What you are asked to do: Output exactly the lines from the one with "OCR this image." to the close of the records below, first and last included.

----------------------------------------

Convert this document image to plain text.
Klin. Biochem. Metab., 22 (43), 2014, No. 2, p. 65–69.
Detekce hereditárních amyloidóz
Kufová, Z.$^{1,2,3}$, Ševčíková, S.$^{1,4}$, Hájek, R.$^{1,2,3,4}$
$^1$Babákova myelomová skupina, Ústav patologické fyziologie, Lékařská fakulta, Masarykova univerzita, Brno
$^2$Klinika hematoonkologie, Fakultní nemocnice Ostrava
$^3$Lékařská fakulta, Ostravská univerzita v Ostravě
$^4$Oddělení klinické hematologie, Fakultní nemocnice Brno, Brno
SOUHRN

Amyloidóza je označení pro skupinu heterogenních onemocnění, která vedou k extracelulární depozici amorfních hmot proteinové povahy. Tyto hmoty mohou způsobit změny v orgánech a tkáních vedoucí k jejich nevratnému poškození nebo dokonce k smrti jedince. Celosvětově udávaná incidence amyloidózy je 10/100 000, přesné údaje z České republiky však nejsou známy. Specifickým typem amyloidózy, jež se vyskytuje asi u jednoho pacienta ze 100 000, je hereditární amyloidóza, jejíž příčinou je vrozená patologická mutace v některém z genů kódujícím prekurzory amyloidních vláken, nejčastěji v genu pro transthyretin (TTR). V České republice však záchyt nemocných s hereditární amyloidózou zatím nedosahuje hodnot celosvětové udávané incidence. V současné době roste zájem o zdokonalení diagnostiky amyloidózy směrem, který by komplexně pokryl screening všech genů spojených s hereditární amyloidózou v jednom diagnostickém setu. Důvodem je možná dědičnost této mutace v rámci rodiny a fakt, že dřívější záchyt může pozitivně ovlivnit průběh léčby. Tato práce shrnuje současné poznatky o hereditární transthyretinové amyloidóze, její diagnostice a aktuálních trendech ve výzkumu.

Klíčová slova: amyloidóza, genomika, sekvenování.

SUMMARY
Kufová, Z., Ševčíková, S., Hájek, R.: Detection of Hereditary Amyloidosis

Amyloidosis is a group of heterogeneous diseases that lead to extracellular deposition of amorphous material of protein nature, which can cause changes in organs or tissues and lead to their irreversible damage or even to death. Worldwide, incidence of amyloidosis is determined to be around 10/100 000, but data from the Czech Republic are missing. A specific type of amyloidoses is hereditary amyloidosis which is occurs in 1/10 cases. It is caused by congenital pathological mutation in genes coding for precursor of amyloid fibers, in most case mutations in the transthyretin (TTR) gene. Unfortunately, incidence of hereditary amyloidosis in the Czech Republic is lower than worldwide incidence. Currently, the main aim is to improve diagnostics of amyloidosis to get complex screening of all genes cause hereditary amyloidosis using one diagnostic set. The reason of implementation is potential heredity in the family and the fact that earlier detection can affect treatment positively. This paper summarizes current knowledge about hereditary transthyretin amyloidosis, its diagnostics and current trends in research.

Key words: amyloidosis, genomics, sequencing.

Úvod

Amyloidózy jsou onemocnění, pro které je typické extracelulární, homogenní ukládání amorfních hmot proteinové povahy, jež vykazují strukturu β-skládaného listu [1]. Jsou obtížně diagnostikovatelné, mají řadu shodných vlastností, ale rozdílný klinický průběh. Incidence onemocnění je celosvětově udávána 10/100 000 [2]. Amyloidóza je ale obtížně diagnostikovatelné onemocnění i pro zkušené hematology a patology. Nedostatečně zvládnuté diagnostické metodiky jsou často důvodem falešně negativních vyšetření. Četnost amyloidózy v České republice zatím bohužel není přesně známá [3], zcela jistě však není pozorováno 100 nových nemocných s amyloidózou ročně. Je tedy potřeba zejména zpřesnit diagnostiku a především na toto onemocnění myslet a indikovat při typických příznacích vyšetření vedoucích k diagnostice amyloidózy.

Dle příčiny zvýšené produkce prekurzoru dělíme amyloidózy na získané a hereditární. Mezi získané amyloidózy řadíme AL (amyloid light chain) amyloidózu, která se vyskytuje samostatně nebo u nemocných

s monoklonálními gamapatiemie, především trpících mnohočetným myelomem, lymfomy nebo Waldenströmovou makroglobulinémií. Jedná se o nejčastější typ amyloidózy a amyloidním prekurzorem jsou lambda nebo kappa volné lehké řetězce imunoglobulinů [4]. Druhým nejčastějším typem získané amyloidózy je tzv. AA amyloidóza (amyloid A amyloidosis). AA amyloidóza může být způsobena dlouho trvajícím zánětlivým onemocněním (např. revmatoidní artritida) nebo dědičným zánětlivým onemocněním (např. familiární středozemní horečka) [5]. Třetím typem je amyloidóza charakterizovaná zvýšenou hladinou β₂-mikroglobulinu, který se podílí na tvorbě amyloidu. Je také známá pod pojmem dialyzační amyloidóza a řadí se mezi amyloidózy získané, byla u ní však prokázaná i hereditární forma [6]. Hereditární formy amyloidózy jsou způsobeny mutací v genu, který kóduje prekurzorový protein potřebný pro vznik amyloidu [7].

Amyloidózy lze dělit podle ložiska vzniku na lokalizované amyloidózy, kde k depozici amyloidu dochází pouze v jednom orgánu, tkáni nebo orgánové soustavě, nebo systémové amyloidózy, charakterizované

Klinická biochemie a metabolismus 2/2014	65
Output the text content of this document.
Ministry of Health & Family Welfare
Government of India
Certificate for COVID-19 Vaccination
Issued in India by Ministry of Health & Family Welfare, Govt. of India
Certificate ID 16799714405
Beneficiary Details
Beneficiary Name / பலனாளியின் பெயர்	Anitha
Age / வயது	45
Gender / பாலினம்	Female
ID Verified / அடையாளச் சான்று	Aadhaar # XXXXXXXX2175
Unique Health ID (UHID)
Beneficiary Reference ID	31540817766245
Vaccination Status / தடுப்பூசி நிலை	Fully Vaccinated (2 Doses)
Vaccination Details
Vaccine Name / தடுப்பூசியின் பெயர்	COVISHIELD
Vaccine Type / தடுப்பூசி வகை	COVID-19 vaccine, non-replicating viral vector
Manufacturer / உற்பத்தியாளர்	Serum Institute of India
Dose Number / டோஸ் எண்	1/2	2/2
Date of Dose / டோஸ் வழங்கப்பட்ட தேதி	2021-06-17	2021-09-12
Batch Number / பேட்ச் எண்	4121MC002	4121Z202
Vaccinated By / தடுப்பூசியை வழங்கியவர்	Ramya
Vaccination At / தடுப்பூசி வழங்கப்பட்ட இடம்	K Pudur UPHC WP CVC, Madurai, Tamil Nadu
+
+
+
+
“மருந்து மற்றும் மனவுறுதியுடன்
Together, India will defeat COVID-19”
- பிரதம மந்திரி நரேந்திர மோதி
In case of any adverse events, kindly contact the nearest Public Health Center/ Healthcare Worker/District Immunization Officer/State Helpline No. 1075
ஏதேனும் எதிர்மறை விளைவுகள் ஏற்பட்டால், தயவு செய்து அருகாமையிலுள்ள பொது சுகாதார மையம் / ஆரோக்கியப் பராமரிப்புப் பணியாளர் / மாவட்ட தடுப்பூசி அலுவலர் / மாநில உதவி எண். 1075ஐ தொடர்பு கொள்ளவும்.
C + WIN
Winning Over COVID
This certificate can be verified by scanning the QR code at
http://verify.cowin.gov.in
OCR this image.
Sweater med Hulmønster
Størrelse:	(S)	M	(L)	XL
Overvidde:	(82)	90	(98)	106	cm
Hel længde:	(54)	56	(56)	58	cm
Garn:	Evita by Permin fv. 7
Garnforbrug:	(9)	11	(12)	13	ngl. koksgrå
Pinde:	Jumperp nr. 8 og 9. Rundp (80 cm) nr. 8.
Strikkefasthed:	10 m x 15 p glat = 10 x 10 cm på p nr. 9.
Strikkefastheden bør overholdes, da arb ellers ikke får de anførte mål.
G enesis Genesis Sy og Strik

----------------------------------------

Response area:
OCR this image.
Sweater med Hulmønster
Størrelse:	(S)	M	(L)	XL
Overvidde:	(82)	90	(98)	106	cm
Hel længde:	(54)	56	(56)	58	cm
Garn:	Evita by Permin fv. 7
Garnforbrug:	(9)	11	(12)	13	ngl. koksgrå
Pinde:	Jumperp nr. 8 og 9. Rundp (80 cm) nr. 8.
Strikkefasthed:	10 m x 15 p glat = 10 x 10 cm på p nr. 9.
Strikkefastheden bør overholdes, da arb ellers ikke får de anførte mål.
G enesis Genesis Sy og Strik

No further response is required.